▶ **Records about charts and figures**
★ ★ ★ ★
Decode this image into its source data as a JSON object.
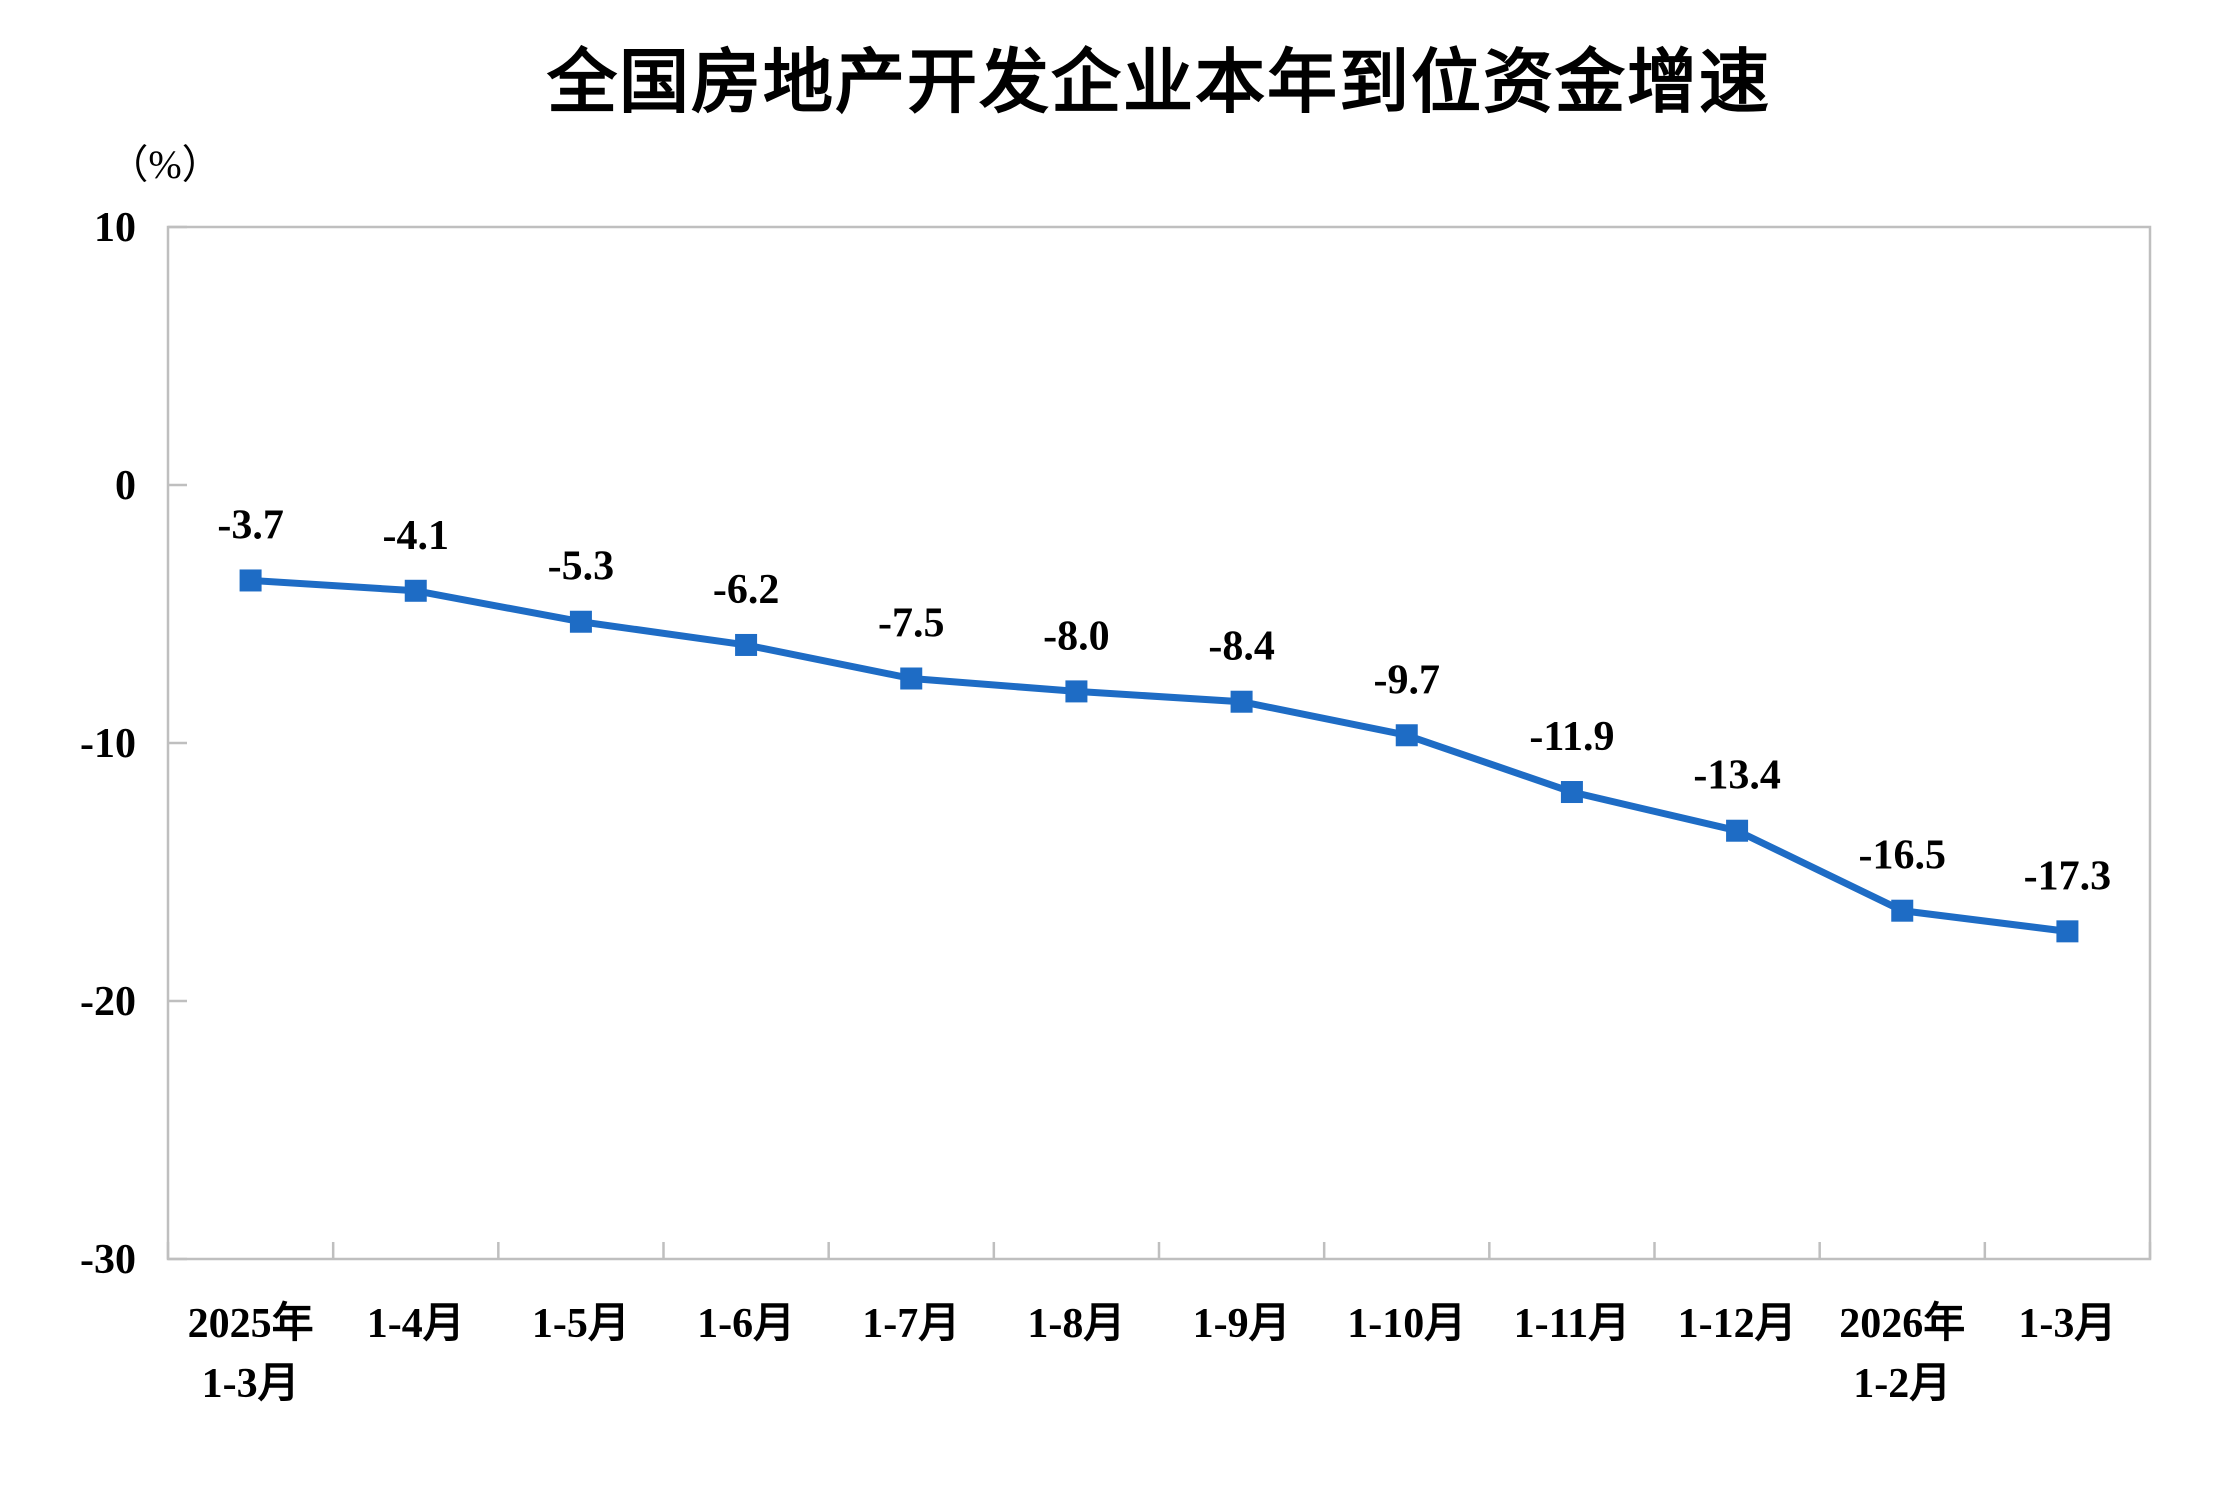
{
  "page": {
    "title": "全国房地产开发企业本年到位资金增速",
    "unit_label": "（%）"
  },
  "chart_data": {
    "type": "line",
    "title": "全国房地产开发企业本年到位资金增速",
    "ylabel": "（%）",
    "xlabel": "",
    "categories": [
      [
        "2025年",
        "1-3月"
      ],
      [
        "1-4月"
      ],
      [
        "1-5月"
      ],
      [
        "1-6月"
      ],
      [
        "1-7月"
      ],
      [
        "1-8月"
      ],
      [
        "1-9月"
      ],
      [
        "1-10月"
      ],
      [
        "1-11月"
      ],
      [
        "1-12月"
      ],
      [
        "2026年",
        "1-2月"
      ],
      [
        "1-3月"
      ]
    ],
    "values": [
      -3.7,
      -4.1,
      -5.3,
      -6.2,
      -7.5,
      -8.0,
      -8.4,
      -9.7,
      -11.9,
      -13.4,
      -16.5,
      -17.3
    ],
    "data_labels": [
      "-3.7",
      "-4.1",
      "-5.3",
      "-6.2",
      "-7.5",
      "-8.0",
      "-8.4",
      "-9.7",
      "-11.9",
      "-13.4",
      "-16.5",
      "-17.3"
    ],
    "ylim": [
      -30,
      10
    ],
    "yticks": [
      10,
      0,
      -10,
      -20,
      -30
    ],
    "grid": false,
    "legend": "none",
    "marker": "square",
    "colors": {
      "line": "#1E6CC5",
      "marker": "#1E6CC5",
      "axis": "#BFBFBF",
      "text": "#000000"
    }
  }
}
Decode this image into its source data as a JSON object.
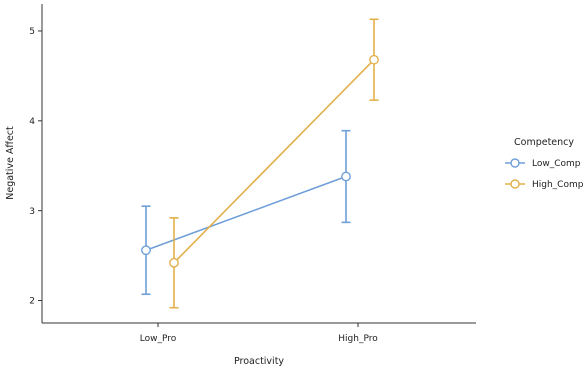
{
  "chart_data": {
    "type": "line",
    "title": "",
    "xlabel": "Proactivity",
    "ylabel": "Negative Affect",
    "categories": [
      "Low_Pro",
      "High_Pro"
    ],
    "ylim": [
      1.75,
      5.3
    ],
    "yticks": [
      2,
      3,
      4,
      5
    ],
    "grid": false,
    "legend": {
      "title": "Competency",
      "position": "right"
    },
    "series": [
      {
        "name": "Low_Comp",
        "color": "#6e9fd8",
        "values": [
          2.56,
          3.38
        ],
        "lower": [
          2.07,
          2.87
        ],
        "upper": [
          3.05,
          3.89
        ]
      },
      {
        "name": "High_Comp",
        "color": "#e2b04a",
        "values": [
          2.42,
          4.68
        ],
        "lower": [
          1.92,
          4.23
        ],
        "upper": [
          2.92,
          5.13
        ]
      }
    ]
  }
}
★ ★ ★ ★
▶ **Given task**
Copy the listing word for word, excluding its pictures.

▶ **Written reply**
Decode this image into its source data as a JSON object.
{
  "page": {
    "title": "全国房地产开发企业本年到位资金增速",
    "unit_label": "（%）"
  },
  "chart_data": {
    "type": "line",
    "title": "全国房地产开发企业本年到位资金增速",
    "ylabel": "（%）",
    "xlabel": "",
    "categories": [
      [
        "2025年",
        "1-3月"
      ],
      [
        "1-4月"
      ],
      [
        "1-5月"
      ],
      [
        "1-6月"
      ],
      [
        "1-7月"
      ],
      [
        "1-8月"
      ],
      [
        "1-9月"
      ],
      [
        "1-10月"
      ],
      [
        "1-11月"
      ],
      [
        "1-12月"
      ],
      [
        "2026年",
        "1-2月"
      ],
      [
        "1-3月"
      ]
    ],
    "values": [
      -3.7,
      -4.1,
      -5.3,
      -6.2,
      -7.5,
      -8.0,
      -8.4,
      -9.7,
      -11.9,
      -13.4,
      -16.5,
      -17.3
    ],
    "data_labels": [
      "-3.7",
      "-4.1",
      "-5.3",
      "-6.2",
      "-7.5",
      "-8.0",
      "-8.4",
      "-9.7",
      "-11.9",
      "-13.4",
      "-16.5",
      "-17.3"
    ],
    "ylim": [
      -30,
      10
    ],
    "yticks": [
      10,
      0,
      -10,
      -20,
      -30
    ],
    "grid": false,
    "legend": "none",
    "marker": "square",
    "colors": {
      "line": "#1E6CC5",
      "marker": "#1E6CC5",
      "axis": "#BFBFBF",
      "text": "#000000"
    }
  }
}
Decode this image into its source data as a JSON object.
{
  "chart_data": {
    "type": "line",
    "title": "",
    "xlabel": "Proactivity",
    "ylabel": "Negative Affect",
    "categories": [
      "Low_Pro",
      "High_Pro"
    ],
    "ylim": [
      1.75,
      5.3
    ],
    "yticks": [
      2,
      3,
      4,
      5
    ],
    "grid": false,
    "legend": {
      "title": "Competency",
      "position": "right"
    },
    "series": [
      {
        "name": "Low_Comp",
        "color": "#6e9fd8",
        "values": [
          2.56,
          3.38
        ],
        "lower": [
          2.07,
          2.87
        ],
        "upper": [
          3.05,
          3.89
        ]
      },
      {
        "name": "High_Comp",
        "color": "#e2b04a",
        "values": [
          2.42,
          4.68
        ],
        "lower": [
          1.92,
          4.23
        ],
        "upper": [
          2.92,
          5.13
        ]
      }
    ]
  }
}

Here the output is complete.